Data records
* START *

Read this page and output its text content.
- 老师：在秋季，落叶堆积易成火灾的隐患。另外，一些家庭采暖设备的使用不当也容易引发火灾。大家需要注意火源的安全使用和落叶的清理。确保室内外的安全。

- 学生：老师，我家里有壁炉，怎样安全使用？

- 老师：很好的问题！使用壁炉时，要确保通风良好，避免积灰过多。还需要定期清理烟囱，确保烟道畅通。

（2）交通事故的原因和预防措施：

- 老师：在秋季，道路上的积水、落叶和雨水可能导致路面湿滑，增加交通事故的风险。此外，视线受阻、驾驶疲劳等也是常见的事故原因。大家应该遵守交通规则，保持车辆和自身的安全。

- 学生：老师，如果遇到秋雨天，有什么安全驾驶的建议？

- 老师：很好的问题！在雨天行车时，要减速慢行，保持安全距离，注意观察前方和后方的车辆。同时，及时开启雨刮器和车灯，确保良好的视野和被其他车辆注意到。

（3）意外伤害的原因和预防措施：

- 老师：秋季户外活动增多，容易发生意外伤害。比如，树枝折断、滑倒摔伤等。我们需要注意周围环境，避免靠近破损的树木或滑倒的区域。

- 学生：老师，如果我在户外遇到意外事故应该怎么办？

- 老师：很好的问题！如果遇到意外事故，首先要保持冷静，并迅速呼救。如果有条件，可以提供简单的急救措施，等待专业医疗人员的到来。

* END *

* [WHAT IS REQUIRED]
Reproduce every line of the material above exactly.

* [TASK SOLUTION]
Read this page and output its text content.
- 老师：在秋季，落叶堆积易成火灾的隐患。另外，一些家庭采暖设备的使用不当也容易引发火灾。大家需要注意火源的安全使用和落叶的清理。确保室内外的安全。

- 学生：老师，我家里有壁炉，怎样安全使用？

- 老师：很好的问题！使用壁炉时，要确保通风良好，避免积灰过多。还需要定期清理烟囱，确保烟道畅通。

（2）交通事故的原因和预防措施：

- 老师：在秋季，道路上的积水、落叶和雨水可能导致路面湿滑，增加交通事故的风险。此外，视线受阻、驾驶疲劳等也是常见的事故原因。大家应该遵守交通规则，保持车辆和自身的安全。

- 学生：老师，如果遇到秋雨天，有什么安全驾驶的建议？

- 老师：很好的问题！在雨天行车时，要减速慢行，保持安全距离，注意观察前方和后方的车辆。同时，及时开启雨刮器和车灯，确保良好的视野和被其他车辆注意到。

（3）意外伤害的原因和预防措施：

- 老师：秋季户外活动增多，容易发生意外伤害。比如，树枝折断、滑倒摔伤等。我们需要注意周围环境，避免靠近破损的树木或滑倒的区域。

- 学生：老师，如果我在户外遇到意外事故应该怎么办？

- 老师：很好的问题！如果遇到意外事故，首先要保持冷静，并迅速呼救。如果有条件，可以提供简单的急救措施，等待专业医疗人员的到来。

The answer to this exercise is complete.